SET EXERCISE ▸ Reproduce the entire listing below verbatim, omitting the picture.

LISTED ENTRIES ▸
= = = = =
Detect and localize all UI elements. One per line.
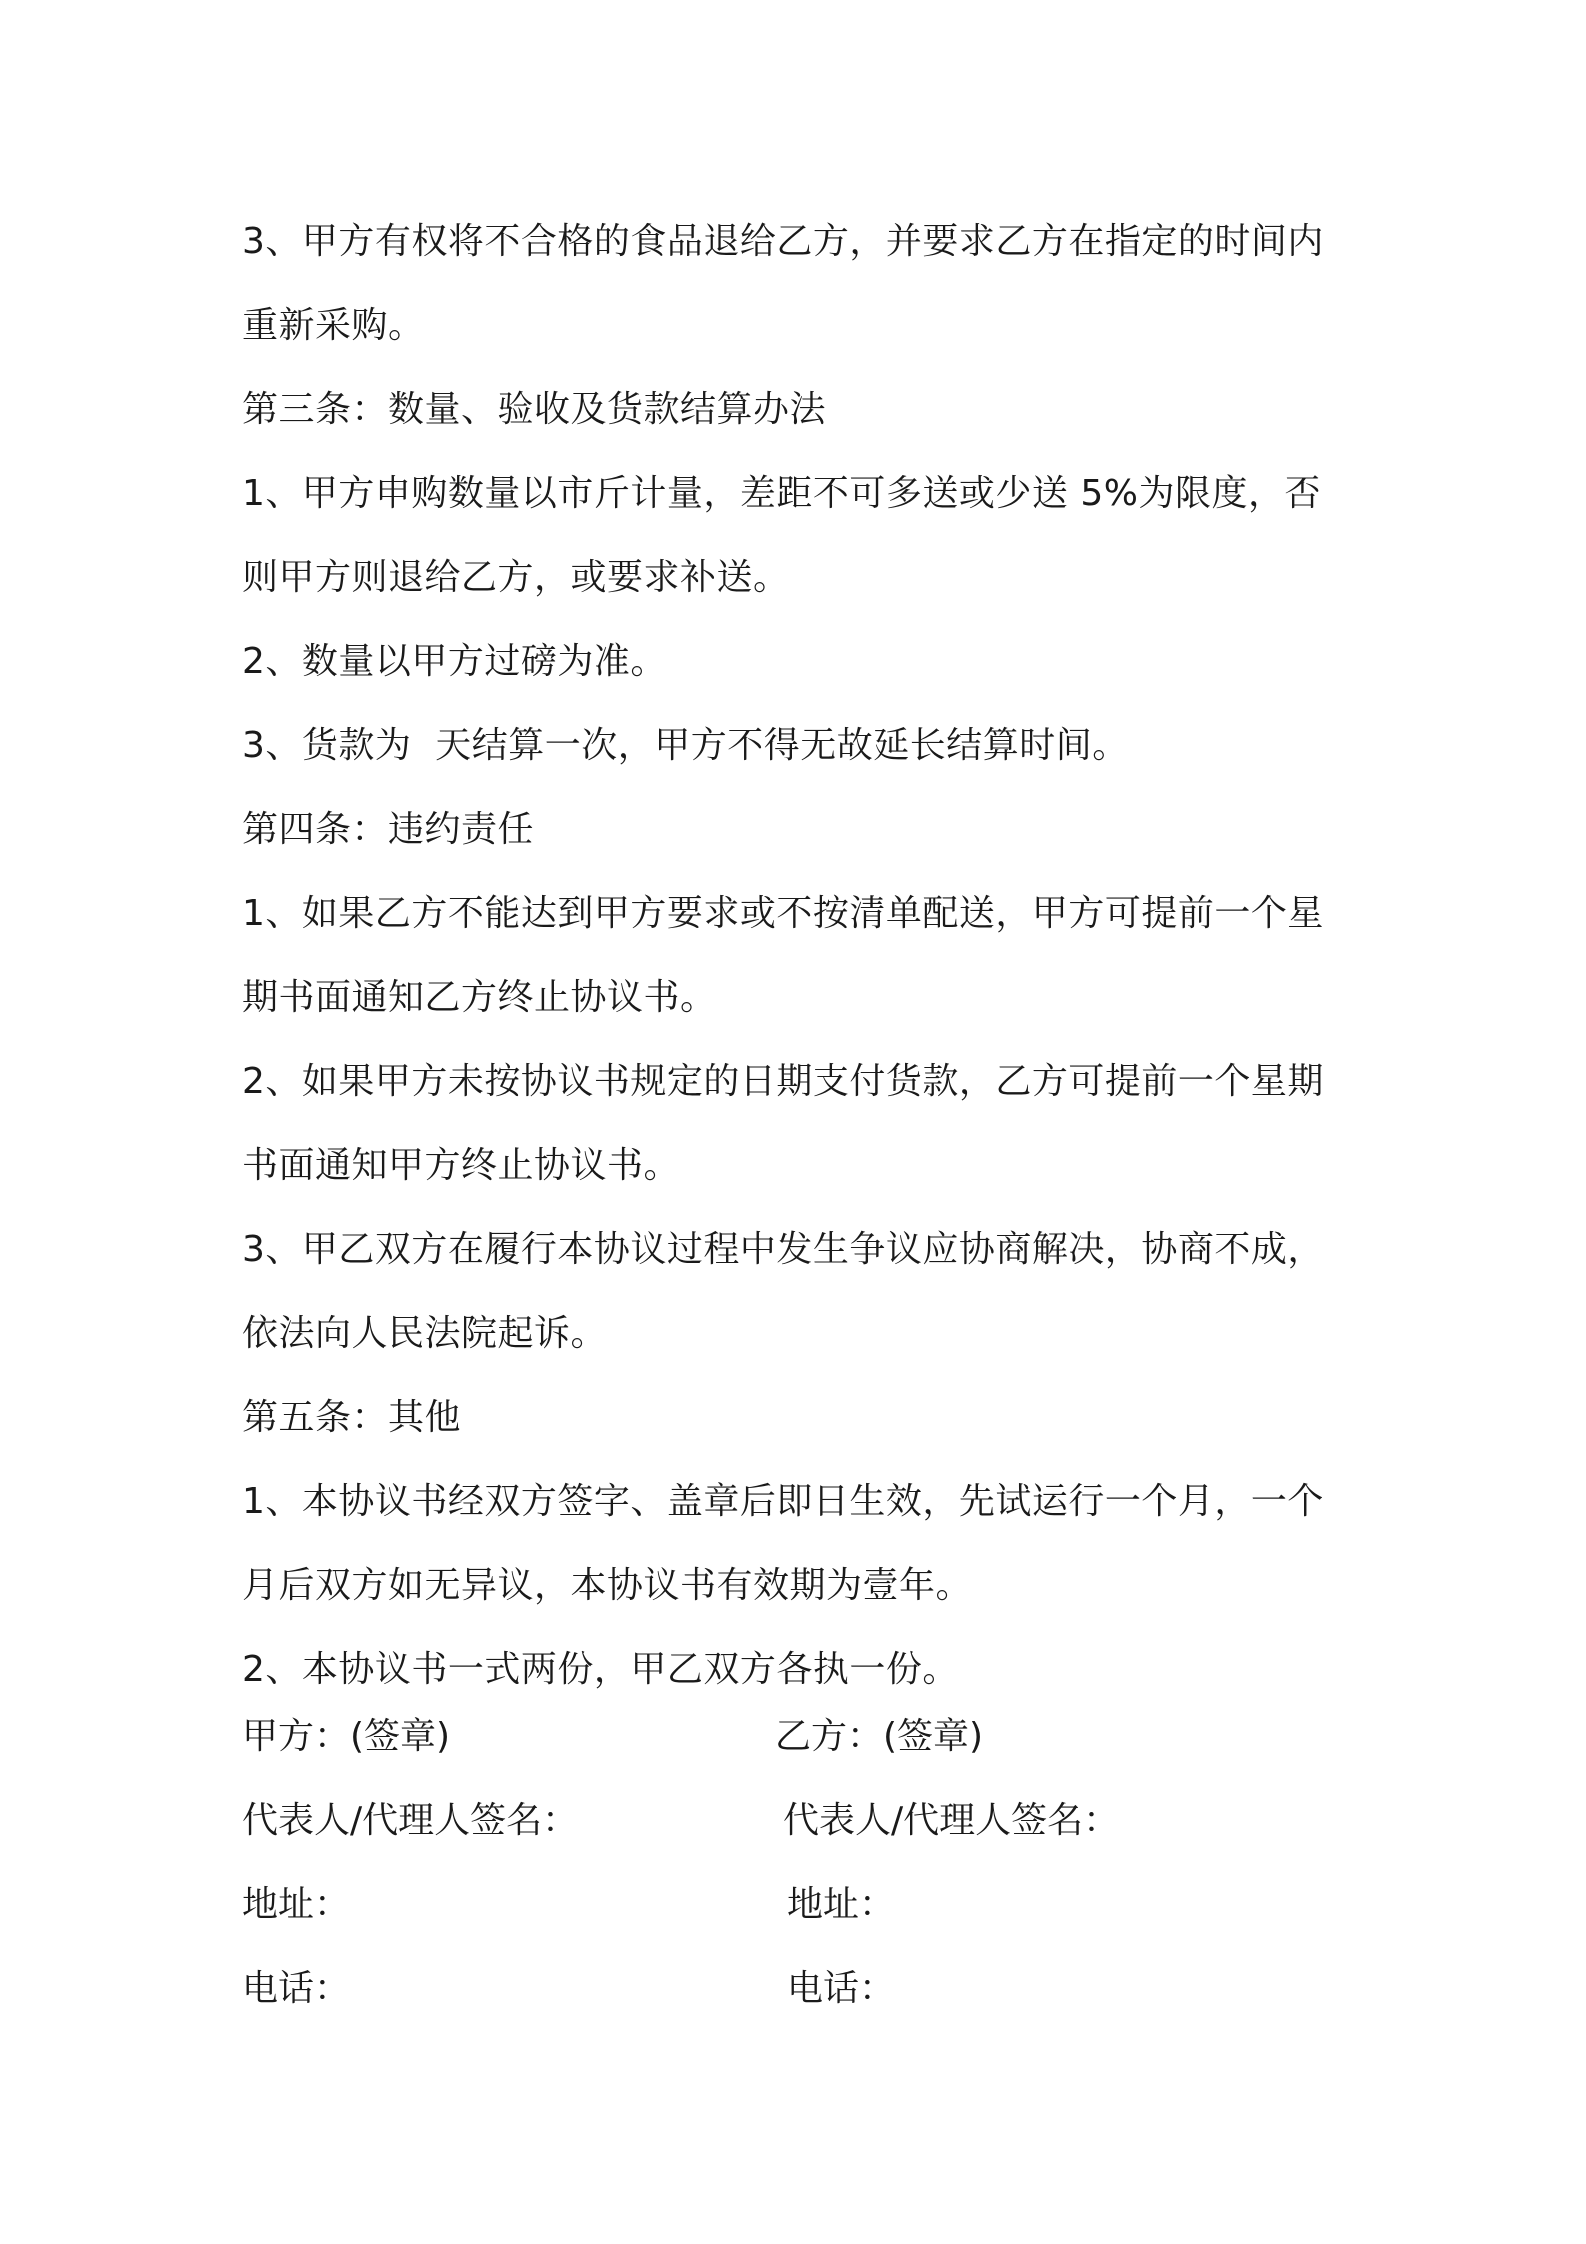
party-a-phone: 电话： bbox=[242, 1968, 351, 2009]
contract-body bbox=[242, 200, 1362, 1712]
clause-line: 2、数量以甲方过磅为准。 bbox=[242, 641, 667, 682]
party-b-phone: 电话： bbox=[787, 1968, 896, 2009]
clause-line: 依法向人民法院起诉。 bbox=[242, 1313, 608, 1354]
party-b-address: 地址： bbox=[787, 1884, 896, 1925]
clause-line: 则甲方则退给乙方，或要求补送。 bbox=[242, 557, 790, 598]
clause-line: 3、货款为 天结算一次，甲方不得无故延长结算时间。 bbox=[242, 725, 1129, 766]
clause-line: 2、本协议书一式两份，甲乙双方各执一份。 bbox=[242, 1649, 959, 1690]
article-heading: 第三条：数量、验收及货款结算办法 bbox=[242, 389, 827, 430]
signature-row-address bbox=[242, 1863, 1362, 1947]
clause-line: 1、甲方申购数量以市斤计量，差距不可多送或少送 5%为限度，否 bbox=[242, 473, 1321, 514]
clause-line: 重新采购。 bbox=[242, 305, 425, 346]
signature-row-representative bbox=[242, 1779, 1362, 1863]
party-a-representative: 代表人/代理人签名： bbox=[242, 1800, 579, 1841]
clause-line: 3、甲方有权将不合格的食品退给乙方，并要求乙方在指定的时间内 bbox=[242, 221, 1324, 262]
clause-line: 1、如果乙方不能达到甲方要求或不按清单配送，甲方可提前一个星 bbox=[242, 893, 1324, 934]
clause-line: 期书面通知乙方终止协议书。 bbox=[242, 977, 717, 1018]
signature-block bbox=[242, 1695, 1362, 2031]
clause-line: 书面通知甲方终止协议书。 bbox=[242, 1145, 681, 1186]
clause-line: 1、本协议书经双方签字、盖章后即日生效，先试运行一个月，一个 bbox=[242, 1481, 1324, 1522]
signature-row-phone bbox=[242, 1947, 1362, 2031]
clause-line: 2、如果甲方未按协议书规定的日期支付货款，乙方可提前一个星期 bbox=[242, 1061, 1324, 1102]
clause-line: 3、甲乙双方在履行本协议过程中发生争议应协商解决，协商不成， bbox=[242, 1229, 1324, 1270]
party-b-representative: 代表人/代理人签名： bbox=[783, 1800, 1120, 1841]
party-b-seal: 乙方：(签章) bbox=[775, 1716, 984, 1757]
clause-line: 月后双方如无异议，本协议书有效期为壹年。 bbox=[242, 1565, 973, 1606]
article-heading: 第四条：违约责任 bbox=[242, 809, 535, 850]
party-a-seal: 甲方：(签章) bbox=[242, 1716, 451, 1757]
party-a-address: 地址： bbox=[242, 1884, 351, 1925]
signature-row-seal bbox=[242, 1695, 1362, 1779]
article-heading: 第五条：其他 bbox=[242, 1397, 462, 1438]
= = = = =
FINAL RESULT ▸
Detect and localize all UI elements. One per line.
party-a-phone: 电话： bbox=[242, 1968, 351, 2009]
contract-body bbox=[242, 200, 1362, 1712]
clause-line: 2、数量以甲方过磅为准。 bbox=[242, 641, 667, 682]
party-b-phone: 电话： bbox=[787, 1968, 896, 2009]
clause-line: 依法向人民法院起诉。 bbox=[242, 1313, 608, 1354]
party-b-address: 地址： bbox=[787, 1884, 896, 1925]
clause-line: 则甲方则退给乙方，或要求补送。 bbox=[242, 557, 790, 598]
clause-line: 3、货款为 天结算一次，甲方不得无故延长结算时间。 bbox=[242, 725, 1129, 766]
clause-line: 2、本协议书一式两份，甲乙双方各执一份。 bbox=[242, 1649, 959, 1690]
article-heading: 第三条：数量、验收及货款结算办法 bbox=[242, 389, 827, 430]
signature-row-address bbox=[242, 1863, 1362, 1947]
clause-line: 1、甲方申购数量以市斤计量，差距不可多送或少送 5%为限度，否 bbox=[242, 473, 1321, 514]
clause-line: 重新采购。 bbox=[242, 305, 425, 346]
signature-row-representative bbox=[242, 1779, 1362, 1863]
party-a-representative: 代表人/代理人签名： bbox=[242, 1800, 579, 1841]
clause-line: 3、甲方有权将不合格的食品退给乙方，并要求乙方在指定的时间内 bbox=[242, 221, 1324, 262]
clause-line: 1、如果乙方不能达到甲方要求或不按清单配送，甲方可提前一个星 bbox=[242, 893, 1324, 934]
clause-line: 期书面通知乙方终止协议书。 bbox=[242, 977, 717, 1018]
signature-block bbox=[242, 1695, 1362, 2031]
clause-line: 书面通知甲方终止协议书。 bbox=[242, 1145, 681, 1186]
clause-line: 1、本协议书经双方签字、盖章后即日生效，先试运行一个月，一个 bbox=[242, 1481, 1324, 1522]
signature-row-phone bbox=[242, 1947, 1362, 2031]
clause-line: 2、如果甲方未按协议书规定的日期支付货款，乙方可提前一个星期 bbox=[242, 1061, 1324, 1102]
clause-line: 3、甲乙双方在履行本协议过程中发生争议应协商解决，协商不成， bbox=[242, 1229, 1324, 1270]
party-b-representative: 代表人/代理人签名： bbox=[783, 1800, 1120, 1841]
party-b-seal: 乙方：(签章) bbox=[775, 1716, 984, 1757]
clause-line: 月后双方如无异议，本协议书有效期为壹年。 bbox=[242, 1565, 973, 1606]
article-heading: 第四条：违约责任 bbox=[242, 809, 535, 850]
party-a-seal: 甲方：(签章) bbox=[242, 1716, 451, 1757]
party-a-address: 地址： bbox=[242, 1884, 351, 1925]
signature-row-seal bbox=[242, 1695, 1362, 1779]
article-heading: 第五条：其他 bbox=[242, 1397, 462, 1438]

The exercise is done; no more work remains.